**What is being asked**
Quote each record exactly, please, leaving none out.

**Supplied material**

## start

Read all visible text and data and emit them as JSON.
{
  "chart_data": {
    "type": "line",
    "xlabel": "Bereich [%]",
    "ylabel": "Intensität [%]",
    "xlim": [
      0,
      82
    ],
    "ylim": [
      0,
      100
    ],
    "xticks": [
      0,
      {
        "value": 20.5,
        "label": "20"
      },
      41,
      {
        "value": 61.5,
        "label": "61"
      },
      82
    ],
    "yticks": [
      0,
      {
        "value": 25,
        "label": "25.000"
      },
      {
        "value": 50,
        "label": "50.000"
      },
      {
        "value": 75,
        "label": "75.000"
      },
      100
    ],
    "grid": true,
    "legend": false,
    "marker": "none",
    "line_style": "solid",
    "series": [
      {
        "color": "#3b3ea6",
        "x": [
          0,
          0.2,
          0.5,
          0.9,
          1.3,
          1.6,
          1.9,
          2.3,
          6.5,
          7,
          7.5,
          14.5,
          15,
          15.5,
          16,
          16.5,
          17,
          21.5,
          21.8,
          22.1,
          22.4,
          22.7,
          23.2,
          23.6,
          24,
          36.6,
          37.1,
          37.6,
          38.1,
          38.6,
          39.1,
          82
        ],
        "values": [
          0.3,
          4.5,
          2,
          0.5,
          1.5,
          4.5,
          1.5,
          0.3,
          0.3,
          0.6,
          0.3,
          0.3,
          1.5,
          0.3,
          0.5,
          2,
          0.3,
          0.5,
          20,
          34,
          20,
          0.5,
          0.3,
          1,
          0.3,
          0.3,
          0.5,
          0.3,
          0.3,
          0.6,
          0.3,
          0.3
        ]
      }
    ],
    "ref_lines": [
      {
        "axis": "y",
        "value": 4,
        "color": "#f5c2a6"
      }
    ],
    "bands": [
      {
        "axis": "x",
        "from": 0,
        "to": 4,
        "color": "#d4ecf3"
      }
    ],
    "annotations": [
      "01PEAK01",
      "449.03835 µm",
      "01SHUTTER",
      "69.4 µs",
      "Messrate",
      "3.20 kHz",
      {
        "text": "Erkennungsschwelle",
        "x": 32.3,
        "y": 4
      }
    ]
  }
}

## end

**Right answer**
Read all visible text and data and emit them as JSON.
{
  "chart_data": {
    "type": "line",
    "xlabel": "Bereich [%]",
    "ylabel": "Intensität [%]",
    "xlim": [
      0,
      82
    ],
    "ylim": [
      0,
      100
    ],
    "xticks": [
      0,
      {
        "value": 20.5,
        "label": "20"
      },
      41,
      {
        "value": 61.5,
        "label": "61"
      },
      82
    ],
    "yticks": [
      0,
      {
        "value": 25,
        "label": "25.000"
      },
      {
        "value": 50,
        "label": "50.000"
      },
      {
        "value": 75,
        "label": "75.000"
      },
      100
    ],
    "grid": true,
    "legend": false,
    "marker": "none",
    "line_style": "solid",
    "series": [
      {
        "color": "#3b3ea6",
        "x": [
          0,
          0.2,
          0.5,
          0.9,
          1.3,
          1.6,
          1.9,
          2.3,
          6.5,
          7,
          7.5,
          14.5,
          15,
          15.5,
          16,
          16.5,
          17,
          21.5,
          21.8,
          22.1,
          22.4,
          22.7,
          23.2,
          23.6,
          24,
          36.6,
          37.1,
          37.6,
          38.1,
          38.6,
          39.1,
          82
        ],
        "values": [
          0.3,
          4.5,
          2,
          0.5,
          1.5,
          4.5,
          1.5,
          0.3,
          0.3,
          0.6,
          0.3,
          0.3,
          1.5,
          0.3,
          0.5,
          2,
          0.3,
          0.5,
          20,
          34,
          20,
          0.5,
          0.3,
          1,
          0.3,
          0.3,
          0.5,
          0.3,
          0.3,
          0.6,
          0.3,
          0.3
        ]
      }
    ],
    "ref_lines": [
      {
        "axis": "y",
        "value": 4,
        "color": "#f5c2a6"
      }
    ],
    "bands": [
      {
        "axis": "x",
        "from": 0,
        "to": 4,
        "color": "#d4ecf3"
      }
    ],
    "annotations": [
      "01PEAK01",
      "449.03835 µm",
      "01SHUTTER",
      "69.4 µs",
      "Messrate",
      "3.20 kHz",
      {
        "text": "Erkennungsschwelle",
        "x": 32.3,
        "y": 4
      }
    ]
  }
}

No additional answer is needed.